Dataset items
________

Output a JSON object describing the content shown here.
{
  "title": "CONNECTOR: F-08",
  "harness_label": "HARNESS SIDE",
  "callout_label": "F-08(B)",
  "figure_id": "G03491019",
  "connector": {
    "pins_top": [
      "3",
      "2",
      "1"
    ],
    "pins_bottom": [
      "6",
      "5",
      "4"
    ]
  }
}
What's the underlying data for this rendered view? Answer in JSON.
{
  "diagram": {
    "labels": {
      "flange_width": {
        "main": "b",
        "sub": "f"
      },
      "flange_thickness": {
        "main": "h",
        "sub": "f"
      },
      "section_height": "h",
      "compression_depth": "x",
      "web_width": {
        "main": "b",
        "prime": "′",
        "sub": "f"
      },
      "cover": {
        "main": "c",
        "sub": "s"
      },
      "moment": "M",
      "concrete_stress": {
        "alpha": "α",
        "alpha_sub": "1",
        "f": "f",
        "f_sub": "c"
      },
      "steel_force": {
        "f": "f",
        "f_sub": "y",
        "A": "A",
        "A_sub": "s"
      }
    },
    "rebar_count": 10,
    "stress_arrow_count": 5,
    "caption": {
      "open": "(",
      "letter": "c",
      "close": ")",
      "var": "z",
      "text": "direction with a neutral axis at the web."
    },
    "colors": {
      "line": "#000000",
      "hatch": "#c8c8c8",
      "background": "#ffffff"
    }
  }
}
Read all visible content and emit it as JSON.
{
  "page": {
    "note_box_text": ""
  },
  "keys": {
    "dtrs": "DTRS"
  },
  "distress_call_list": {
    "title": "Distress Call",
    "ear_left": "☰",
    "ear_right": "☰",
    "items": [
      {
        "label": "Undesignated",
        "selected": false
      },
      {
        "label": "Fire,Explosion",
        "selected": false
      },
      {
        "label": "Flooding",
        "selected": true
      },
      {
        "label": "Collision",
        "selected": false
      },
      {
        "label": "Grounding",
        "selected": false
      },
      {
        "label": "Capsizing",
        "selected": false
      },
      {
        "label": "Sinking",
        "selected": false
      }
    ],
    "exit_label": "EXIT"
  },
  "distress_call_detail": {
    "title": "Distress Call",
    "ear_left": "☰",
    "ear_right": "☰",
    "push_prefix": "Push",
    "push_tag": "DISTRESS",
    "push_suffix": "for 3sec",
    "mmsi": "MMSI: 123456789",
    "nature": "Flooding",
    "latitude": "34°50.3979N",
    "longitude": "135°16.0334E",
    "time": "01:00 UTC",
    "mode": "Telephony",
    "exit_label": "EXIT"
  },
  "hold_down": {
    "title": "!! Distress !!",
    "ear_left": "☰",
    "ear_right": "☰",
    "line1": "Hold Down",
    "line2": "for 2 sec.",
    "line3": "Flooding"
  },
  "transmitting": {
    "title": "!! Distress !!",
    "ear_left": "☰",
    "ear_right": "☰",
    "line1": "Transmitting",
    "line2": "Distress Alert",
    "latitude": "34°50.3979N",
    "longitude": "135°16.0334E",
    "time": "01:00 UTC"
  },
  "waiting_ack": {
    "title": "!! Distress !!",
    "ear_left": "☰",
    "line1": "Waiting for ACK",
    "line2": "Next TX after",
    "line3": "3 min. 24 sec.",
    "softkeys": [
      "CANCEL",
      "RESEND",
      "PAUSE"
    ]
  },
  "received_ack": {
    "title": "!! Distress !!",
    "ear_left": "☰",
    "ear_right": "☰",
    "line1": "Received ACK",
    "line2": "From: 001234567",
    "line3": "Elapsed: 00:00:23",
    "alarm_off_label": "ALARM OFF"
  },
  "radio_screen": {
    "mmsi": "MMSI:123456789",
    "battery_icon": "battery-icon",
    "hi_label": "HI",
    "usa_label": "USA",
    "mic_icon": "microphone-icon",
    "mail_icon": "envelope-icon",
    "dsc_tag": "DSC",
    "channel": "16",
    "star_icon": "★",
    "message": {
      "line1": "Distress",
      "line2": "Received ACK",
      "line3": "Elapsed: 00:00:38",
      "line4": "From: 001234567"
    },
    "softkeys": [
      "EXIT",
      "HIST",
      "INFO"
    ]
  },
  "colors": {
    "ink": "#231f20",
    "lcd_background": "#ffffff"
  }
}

________

Word for word, restate all of the data shown above.

Written answer
Output a JSON object describing the content shown here.
{
  "title": "CONNECTOR: F-08",
  "harness_label": "HARNESS SIDE",
  "callout_label": "F-08(B)",
  "figure_id": "G03491019",
  "connector": {
    "pins_top": [
      "3",
      "2",
      "1"
    ],
    "pins_bottom": [
      "6",
      "5",
      "4"
    ]
  }
}
What's the underlying data for this rendered view? Answer in JSON.
{
  "diagram": {
    "labels": {
      "flange_width": {
        "main": "b",
        "sub": "f"
      },
      "flange_thickness": {
        "main": "h",
        "sub": "f"
      },
      "section_height": "h",
      "compression_depth": "x",
      "web_width": {
        "main": "b",
        "prime": "′",
        "sub": "f"
      },
      "cover": {
        "main": "c",
        "sub": "s"
      },
      "moment": "M",
      "concrete_stress": {
        "alpha": "α",
        "alpha_sub": "1",
        "f": "f",
        "f_sub": "c"
      },
      "steel_force": {
        "f": "f",
        "f_sub": "y",
        "A": "A",
        "A_sub": "s"
      }
    },
    "rebar_count": 10,
    "stress_arrow_count": 5,
    "caption": {
      "open": "(",
      "letter": "c",
      "close": ")",
      "var": "z",
      "text": "direction with a neutral axis at the web."
    },
    "colors": {
      "line": "#000000",
      "hatch": "#c8c8c8",
      "background": "#ffffff"
    }
  }
}
Read all visible content and emit it as JSON.
{
  "page": {
    "note_box_text": ""
  },
  "keys": {
    "dtrs": "DTRS"
  },
  "distress_call_list": {
    "title": "Distress Call",
    "ear_left": "☰",
    "ear_right": "☰",
    "items": [
      {
        "label": "Undesignated",
        "selected": false
      },
      {
        "label": "Fire,Explosion",
        "selected": false
      },
      {
        "label": "Flooding",
        "selected": true
      },
      {
        "label": "Collision",
        "selected": false
      },
      {
        "label": "Grounding",
        "selected": false
      },
      {
        "label": "Capsizing",
        "selected": false
      },
      {
        "label": "Sinking",
        "selected": false
      }
    ],
    "exit_label": "EXIT"
  },
  "distress_call_detail": {
    "title": "Distress Call",
    "ear_left": "☰",
    "ear_right": "☰",
    "push_prefix": "Push",
    "push_tag": "DISTRESS",
    "push_suffix": "for 3sec",
    "mmsi": "MMSI: 123456789",
    "nature": "Flooding",
    "latitude": "34°50.3979N",
    "longitude": "135°16.0334E",
    "time": "01:00 UTC",
    "mode": "Telephony",
    "exit_label": "EXIT"
  },
  "hold_down": {
    "title": "!! Distress !!",
    "ear_left": "☰",
    "ear_right": "☰",
    "line1": "Hold Down",
    "line2": "for 2 sec.",
    "line3": "Flooding"
  },
  "transmitting": {
    "title": "!! Distress !!",
    "ear_left": "☰",
    "ear_right": "☰",
    "line1": "Transmitting",
    "line2": "Distress Alert",
    "latitude": "34°50.3979N",
    "longitude": "135°16.0334E",
    "time": "01:00 UTC"
  },
  "waiting_ack": {
    "title": "!! Distress !!",
    "ear_left": "☰",
    "line1": "Waiting for ACK",
    "line2": "Next TX after",
    "line3": "3 min. 24 sec.",
    "softkeys": [
      "CANCEL",
      "RESEND",
      "PAUSE"
    ]
  },
  "received_ack": {
    "title": "!! Distress !!",
    "ear_left": "☰",
    "ear_right": "☰",
    "line1": "Received ACK",
    "line2": "From: 001234567",
    "line3": "Elapsed: 00:00:23",
    "alarm_off_label": "ALARM OFF"
  },
  "radio_screen": {
    "mmsi": "MMSI:123456789",
    "battery_icon": "battery-icon",
    "hi_label": "HI",
    "usa_label": "USA",
    "mic_icon": "microphone-icon",
    "mail_icon": "envelope-icon",
    "dsc_tag": "DSC",
    "channel": "16",
    "star_icon": "★",
    "message": {
      "line1": "Distress",
      "line2": "Received ACK",
      "line3": "Elapsed: 00:00:38",
      "line4": "From: 001234567"
    },
    "softkeys": [
      "EXIT",
      "HIST",
      "INFO"
    ]
  },
  "colors": {
    "ink": "#231f20",
    "lcd_background": "#ffffff"
  }
}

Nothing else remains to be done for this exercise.